• [Exercise brief]: Quote the data below in full, minus the images.

>>

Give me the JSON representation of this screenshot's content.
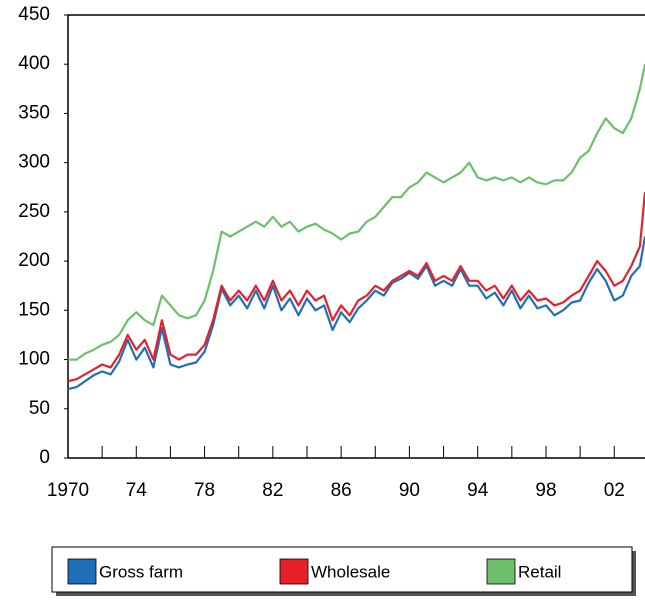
{
  "chart_data": {
    "type": "line",
    "x": [
      1970,
      1970.5,
      1971,
      1971.5,
      1972,
      1972.5,
      1973,
      1973.5,
      1974,
      1974.5,
      1975,
      1975.5,
      1976,
      1976.5,
      1977,
      1977.5,
      1978,
      1978.5,
      1979,
      1979.5,
      1980,
      1980.5,
      1981,
      1981.5,
      1982,
      1982.5,
      1983,
      1983.5,
      1984,
      1984.5,
      1985,
      1985.5,
      1986,
      1986.5,
      1987,
      1987.5,
      1988,
      1988.5,
      1989,
      1989.5,
      1990,
      1990.5,
      1991,
      1991.5,
      1992,
      1992.5,
      1993,
      1993.5,
      1994,
      1994.5,
      1995,
      1995.5,
      1996,
      1996.5,
      1997,
      1997.5,
      1998,
      1998.5,
      1999,
      1999.5,
      2000,
      2000.5,
      2001,
      2001.5,
      2002,
      2002.5,
      2003,
      2003.5,
      2003.8
    ],
    "series": [
      {
        "name": "Gross farm",
        "color": "#1f6fba",
        "values": [
          70,
          72,
          78,
          84,
          88,
          85,
          98,
          120,
          100,
          112,
          92,
          132,
          95,
          92,
          95,
          97,
          108,
          135,
          172,
          155,
          165,
          152,
          170,
          152,
          175,
          150,
          162,
          145,
          162,
          150,
          155,
          130,
          148,
          138,
          152,
          160,
          170,
          165,
          178,
          182,
          188,
          182,
          195,
          175,
          180,
          175,
          192,
          175,
          175,
          162,
          168,
          155,
          170,
          152,
          165,
          152,
          155,
          145,
          150,
          158,
          160,
          178,
          192,
          180,
          160,
          165,
          185,
          195,
          225
        ]
      },
      {
        "name": "Wholesale",
        "color": "#e8202a",
        "values": [
          78,
          80,
          85,
          90,
          95,
          92,
          105,
          125,
          110,
          120,
          100,
          140,
          105,
          100,
          105,
          105,
          115,
          140,
          175,
          160,
          170,
          160,
          175,
          160,
          180,
          160,
          170,
          155,
          170,
          160,
          165,
          140,
          155,
          145,
          160,
          165,
          175,
          170,
          180,
          185,
          190,
          185,
          198,
          180,
          185,
          180,
          195,
          180,
          180,
          170,
          175,
          162,
          175,
          160,
          170,
          160,
          162,
          155,
          158,
          165,
          170,
          185,
          200,
          190,
          175,
          180,
          195,
          215,
          270
        ]
      },
      {
        "name": "Retail",
        "color": "#6dbf6b",
        "values": [
          100,
          100,
          106,
          110,
          115,
          118,
          125,
          140,
          148,
          140,
          135,
          165,
          155,
          145,
          142,
          145,
          160,
          190,
          230,
          225,
          230,
          235,
          240,
          235,
          245,
          235,
          240,
          230,
          235,
          238,
          232,
          228,
          222,
          228,
          230,
          240,
          245,
          255,
          265,
          265,
          275,
          280,
          290,
          285,
          280,
          285,
          290,
          300,
          285,
          282,
          285,
          282,
          285,
          280,
          285,
          280,
          278,
          282,
          282,
          290,
          305,
          312,
          330,
          345,
          335,
          330,
          345,
          375,
          400
        ]
      }
    ],
    "xlim": [
      1970,
      2003.8
    ],
    "xticks": [
      1970,
      {
        "value": 1974,
        "label": "74"
      },
      {
        "value": 1978,
        "label": "78"
      },
      {
        "value": 1982,
        "label": "82"
      },
      {
        "value": 1986,
        "label": "86"
      },
      {
        "value": 1990,
        "label": "90"
      },
      {
        "value": 1994,
        "label": "94"
      },
      {
        "value": 1998,
        "label": "98"
      },
      {
        "value": 2002,
        "label": "02"
      }
    ],
    "xminorticks": [
      1972,
      1976,
      1980,
      1984,
      1988,
      1992,
      1996,
      2000
    ],
    "ylim": [
      0,
      450
    ],
    "yticks": [
      0,
      50,
      100,
      150,
      200,
      250,
      300,
      350,
      400,
      450
    ],
    "legend": "bottom"
  }
}
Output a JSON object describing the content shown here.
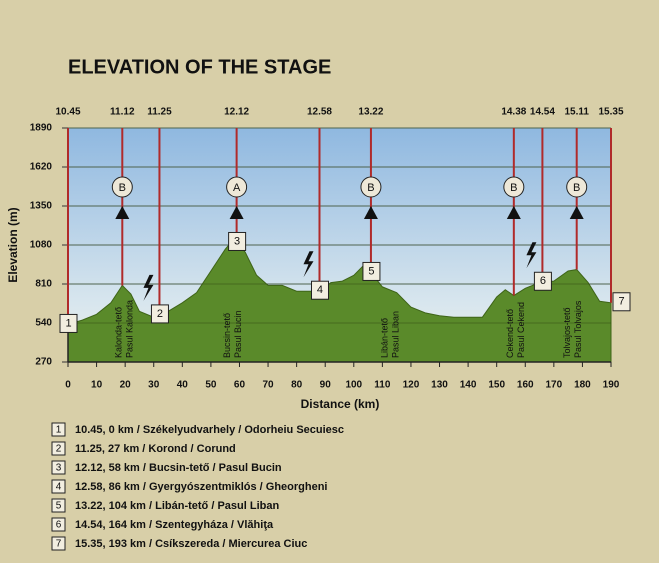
{
  "chart_data": {
    "type": "area",
    "title": "ELEVATION OF THE STAGE",
    "x_label": "Distance (km)",
    "y_label": "Elevation (m)",
    "x": [
      0,
      5,
      10,
      15,
      19,
      22,
      25,
      30,
      35,
      40,
      45,
      50,
      55,
      58,
      62,
      66,
      70,
      75,
      80,
      85,
      88,
      92,
      96,
      100,
      103,
      106,
      110,
      115,
      120,
      125,
      130,
      135,
      140,
      145,
      150,
      153,
      156,
      160,
      165,
      170,
      175,
      178,
      182,
      186,
      190
    ],
    "values": [
      530,
      560,
      600,
      680,
      800,
      740,
      620,
      580,
      620,
      680,
      750,
      900,
      1050,
      1120,
      1030,
      870,
      800,
      800,
      760,
      760,
      760,
      820,
      830,
      870,
      930,
      890,
      790,
      750,
      650,
      610,
      590,
      580,
      580,
      580,
      720,
      770,
      730,
      780,
      820,
      830,
      900,
      910,
      820,
      690,
      680
    ],
    "color": "#5a8a2a",
    "line_color": "#b02a2a",
    "xlim": [
      0,
      190
    ],
    "xticks": [
      0,
      10,
      20,
      30,
      40,
      50,
      60,
      70,
      80,
      90,
      100,
      110,
      120,
      130,
      140,
      150,
      160,
      170,
      180,
      190
    ],
    "ylim": [
      270,
      1890
    ],
    "yticks": [
      270,
      540,
      810,
      1080,
      1350,
      1620,
      1890
    ],
    "grid": true,
    "stations": [
      {
        "time": "10.45",
        "x": 0,
        "box": "1"
      },
      {
        "time": "11.12",
        "x": 19,
        "sign": "B"
      },
      {
        "time": "11.25",
        "x": 32,
        "box": "2",
        "sprint": true
      },
      {
        "time": "12.12",
        "x": 59,
        "sign": "A",
        "box": "3"
      },
      {
        "time": "12.58",
        "x": 88,
        "box": "4",
        "sprint": true
      },
      {
        "time": "13.22",
        "x": 106,
        "sign": "B",
        "box": "5"
      },
      {
        "time": "14.38",
        "x": 156,
        "sign": "B"
      },
      {
        "time": "14.54",
        "x": 166,
        "box": "6",
        "sprint": true
      },
      {
        "time": "15.11",
        "x": 178,
        "sign": "B"
      },
      {
        "time": "15.35",
        "x": 190,
        "box": "7"
      }
    ],
    "peaks": [
      {
        "x": 20,
        "lines": [
          "Kalonda-tető",
          "Pasul Kalonda"
        ]
      },
      {
        "x": 58,
        "lines": [
          "Bucsin-tető",
          "Pasul Bucin"
        ]
      },
      {
        "x": 113,
        "lines": [
          "Libán-tető",
          "Pasul Liban"
        ]
      },
      {
        "x": 157,
        "lines": [
          "Cekend-tető",
          "Pasul Cekend"
        ]
      },
      {
        "x": 177,
        "lines": [
          "Tolvajos-tető",
          "Pasul Tolvajos"
        ]
      }
    ],
    "legend": [
      {
        "number": "1",
        "text": "10.45, 0 km / Székelyudvarhely / Odorheiu Secuiesc"
      },
      {
        "number": "2",
        "text": "11.25, 27 km / Korond / Corund"
      },
      {
        "number": "3",
        "text": "12.12, 58 km / Bucsin-tető / Pasul Bucin"
      },
      {
        "number": "4",
        "text": "12.58, 86 km / Gyergyószentmiklós / Gheorgheni"
      },
      {
        "number": "5",
        "text": "13.22, 104 km / Libán-tető / Pasul Liban"
      },
      {
        "number": "6",
        "text": "14.54, 164 km / Szentegyháza / Vlăhiţa"
      },
      {
        "number": "7",
        "text": "15.35, 193 km / Csíkszereda / Miercurea Ciuc"
      }
    ]
  }
}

<<

• [Final result]:
Give me the JSON representation of this screenshot's content.
{
  "chart_data": {
    "type": "line",
    "x": [
      1970,
      1970.5,
      1971,
      1971.5,
      1972,
      1972.5,
      1973,
      1973.5,
      1974,
      1974.5,
      1975,
      1975.5,
      1976,
      1976.5,
      1977,
      1977.5,
      1978,
      1978.5,
      1979,
      1979.5,
      1980,
      1980.5,
      1981,
      1981.5,
      1982,
      1982.5,
      1983,
      1983.5,
      1984,
      1984.5,
      1985,
      1985.5,
      1986,
      1986.5,
      1987,
      1987.5,
      1988,
      1988.5,
      1989,
      1989.5,
      1990,
      1990.5,
      1991,
      1991.5,
      1992,
      1992.5,
      1993,
      1993.5,
      1994,
      1994.5,
      1995,
      1995.5,
      1996,
      1996.5,
      1997,
      1997.5,
      1998,
      1998.5,
      1999,
      1999.5,
      2000,
      2000.5,
      2001,
      2001.5,
      2002,
      2002.5,
      2003,
      2003.5,
      2003.8
    ],
    "series": [
      {
        "name": "Gross farm",
        "color": "#1f6fba",
        "values": [
          70,
          72,
          78,
          84,
          88,
          85,
          98,
          120,
          100,
          112,
          92,
          132,
          95,
          92,
          95,
          97,
          108,
          135,
          172,
          155,
          165,
          152,
          170,
          152,
          175,
          150,
          162,
          145,
          162,
          150,
          155,
          130,
          148,
          138,
          152,
          160,
          170,
          165,
          178,
          182,
          188,
          182,
          195,
          175,
          180,
          175,
          192,
          175,
          175,
          162,
          168,
          155,
          170,
          152,
          165,
          152,
          155,
          145,
          150,
          158,
          160,
          178,
          192,
          180,
          160,
          165,
          185,
          195,
          225
        ]
      },
      {
        "name": "Wholesale",
        "color": "#e8202a",
        "values": [
          78,
          80,
          85,
          90,
          95,
          92,
          105,
          125,
          110,
          120,
          100,
          140,
          105,
          100,
          105,
          105,
          115,
          140,
          175,
          160,
          170,
          160,
          175,
          160,
          180,
          160,
          170,
          155,
          170,
          160,
          165,
          140,
          155,
          145,
          160,
          165,
          175,
          170,
          180,
          185,
          190,
          185,
          198,
          180,
          185,
          180,
          195,
          180,
          180,
          170,
          175,
          162,
          175,
          160,
          170,
          160,
          162,
          155,
          158,
          165,
          170,
          185,
          200,
          190,
          175,
          180,
          195,
          215,
          270
        ]
      },
      {
        "name": "Retail",
        "color": "#6dbf6b",
        "values": [
          100,
          100,
          106,
          110,
          115,
          118,
          125,
          140,
          148,
          140,
          135,
          165,
          155,
          145,
          142,
          145,
          160,
          190,
          230,
          225,
          230,
          235,
          240,
          235,
          245,
          235,
          240,
          230,
          235,
          238,
          232,
          228,
          222,
          228,
          230,
          240,
          245,
          255,
          265,
          265,
          275,
          280,
          290,
          285,
          280,
          285,
          290,
          300,
          285,
          282,
          285,
          282,
          285,
          280,
          285,
          280,
          278,
          282,
          282,
          290,
          305,
          312,
          330,
          345,
          335,
          330,
          345,
          375,
          400
        ]
      }
    ],
    "xlim": [
      1970,
      2003.8
    ],
    "xticks": [
      1970,
      {
        "value": 1974,
        "label": "74"
      },
      {
        "value": 1978,
        "label": "78"
      },
      {
        "value": 1982,
        "label": "82"
      },
      {
        "value": 1986,
        "label": "86"
      },
      {
        "value": 1990,
        "label": "90"
      },
      {
        "value": 1994,
        "label": "94"
      },
      {
        "value": 1998,
        "label": "98"
      },
      {
        "value": 2002,
        "label": "02"
      }
    ],
    "xminorticks": [
      1972,
      1976,
      1980,
      1984,
      1988,
      1992,
      1996,
      2000
    ],
    "ylim": [
      0,
      450
    ],
    "yticks": [
      0,
      50,
      100,
      150,
      200,
      250,
      300,
      350,
      400,
      450
    ],
    "legend": "bottom"
  }
}
Output a JSON object describing the content shown here.
{
  "chart_data": {
    "type": "area",
    "title": "ELEVATION OF THE STAGE",
    "x_label": "Distance (km)",
    "y_label": "Elevation (m)",
    "x": [
      0,
      5,
      10,
      15,
      19,
      22,
      25,
      30,
      35,
      40,
      45,
      50,
      55,
      58,
      62,
      66,
      70,
      75,
      80,
      85,
      88,
      92,
      96,
      100,
      103,
      106,
      110,
      115,
      120,
      125,
      130,
      135,
      140,
      145,
      150,
      153,
      156,
      160,
      165,
      170,
      175,
      178,
      182,
      186,
      190
    ],
    "values": [
      530,
      560,
      600,
      680,
      800,
      740,
      620,
      580,
      620,
      680,
      750,
      900,
      1050,
      1120,
      1030,
      870,
      800,
      800,
      760,
      760,
      760,
      820,
      830,
      870,
      930,
      890,
      790,
      750,
      650,
      610,
      590,
      580,
      580,
      580,
      720,
      770,
      730,
      780,
      820,
      830,
      900,
      910,
      820,
      690,
      680
    ],
    "color": "#5a8a2a",
    "line_color": "#b02a2a",
    "xlim": [
      0,
      190
    ],
    "xticks": [
      0,
      10,
      20,
      30,
      40,
      50,
      60,
      70,
      80,
      90,
      100,
      110,
      120,
      130,
      140,
      150,
      160,
      170,
      180,
      190
    ],
    "ylim": [
      270,
      1890
    ],
    "yticks": [
      270,
      540,
      810,
      1080,
      1350,
      1620,
      1890
    ],
    "grid": true,
    "stations": [
      {
        "time": "10.45",
        "x": 0,
        "box": "1"
      },
      {
        "time": "11.12",
        "x": 19,
        "sign": "B"
      },
      {
        "time": "11.25",
        "x": 32,
        "box": "2",
        "sprint": true
      },
      {
        "time": "12.12",
        "x": 59,
        "sign": "A",
        "box": "3"
      },
      {
        "time": "12.58",
        "x": 88,
        "box": "4",
        "sprint": true
      },
      {
        "time": "13.22",
        "x": 106,
        "sign": "B",
        "box": "5"
      },
      {
        "time": "14.38",
        "x": 156,
        "sign": "B"
      },
      {
        "time": "14.54",
        "x": 166,
        "box": "6",
        "sprint": true
      },
      {
        "time": "15.11",
        "x": 178,
        "sign": "B"
      },
      {
        "time": "15.35",
        "x": 190,
        "box": "7"
      }
    ],
    "peaks": [
      {
        "x": 20,
        "lines": [
          "Kalonda-tető",
          "Pasul Kalonda"
        ]
      },
      {
        "x": 58,
        "lines": [
          "Bucsin-tető",
          "Pasul Bucin"
        ]
      },
      {
        "x": 113,
        "lines": [
          "Libán-tető",
          "Pasul Liban"
        ]
      },
      {
        "x": 157,
        "lines": [
          "Cekend-tető",
          "Pasul Cekend"
        ]
      },
      {
        "x": 177,
        "lines": [
          "Tolvajos-tető",
          "Pasul Tolvajos"
        ]
      }
    ],
    "legend": [
      {
        "number": "1",
        "text": "10.45, 0 km / Székelyudvarhely / Odorheiu Secuiesc"
      },
      {
        "number": "2",
        "text": "11.25, 27 km / Korond / Corund"
      },
      {
        "number": "3",
        "text": "12.12, 58 km / Bucsin-tető / Pasul Bucin"
      },
      {
        "number": "4",
        "text": "12.58, 86 km / Gyergyószentmiklós / Gheorgheni"
      },
      {
        "number": "5",
        "text": "13.22, 104 km / Libán-tető / Pasul Liban"
      },
      {
        "number": "6",
        "text": "14.54, 164 km / Szentegyháza / Vlăhiţa"
      },
      {
        "number": "7",
        "text": "15.35, 193 km / Csíkszereda / Miercurea Ciuc"
      }
    ]
  }
}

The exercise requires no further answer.